Copy out each line of the material below that holds the string "from".

::: Recorded information :::

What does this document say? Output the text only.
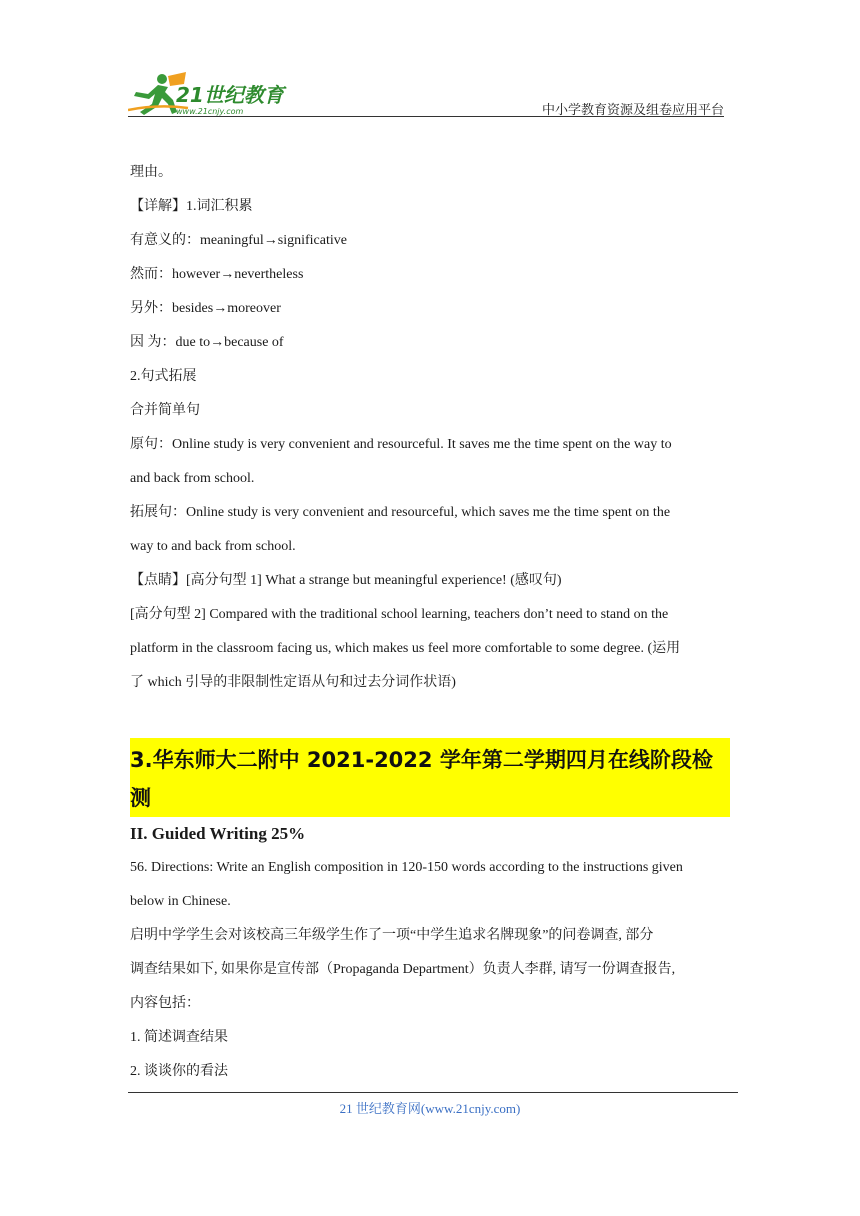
21世纪教育
www.21cnjy.com	中小学教育资源及组卷应用平台

理由。

【详解】1.词汇积累

有意义的：meaningful→significative

然而：however→nevertheless

另外：besides→moreover

因 为：due to→because of

2.句式拓展

合并简单句

原句：Online study is very convenient and resourceful. It saves me the time spent on the way to

and back from school.

拓展句：Online study is very convenient and resourceful, which saves me the time spent on the

way to and back from school.

【点睛】[高分句型 1] What a strange but meaningful experience! (感叹句)

[高分句型 2] Compared with the traditional school learning, teachers don’t need to stand on the

platform in the classroom facing us, which makes us feel more comfortable to some degree. (运用

了 which 引导的非限制性定语从句和过去分词作状语)

3.华东师大二附中 2021-2022 学年第二学期四月在线阶段检测

II. Guided Writing 25%

56. Directions: Write an English composition in 120-150 words according to the instructions given

below in Chinese.

启明中学学生会对该校高三年级学生作了一项“中学生追求名牌现象”的问卷调查, 部分

调查结果如下, 如果你是宣传部（Propaganda Department）负责人李群, 请写一份调查报告,

内容包括：

1. 简述调查结果

2. 谈谈你的看法

21 世纪教育网(www.21cnjy.com)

:::

Solved exercise
and back from school.
way to and back from school.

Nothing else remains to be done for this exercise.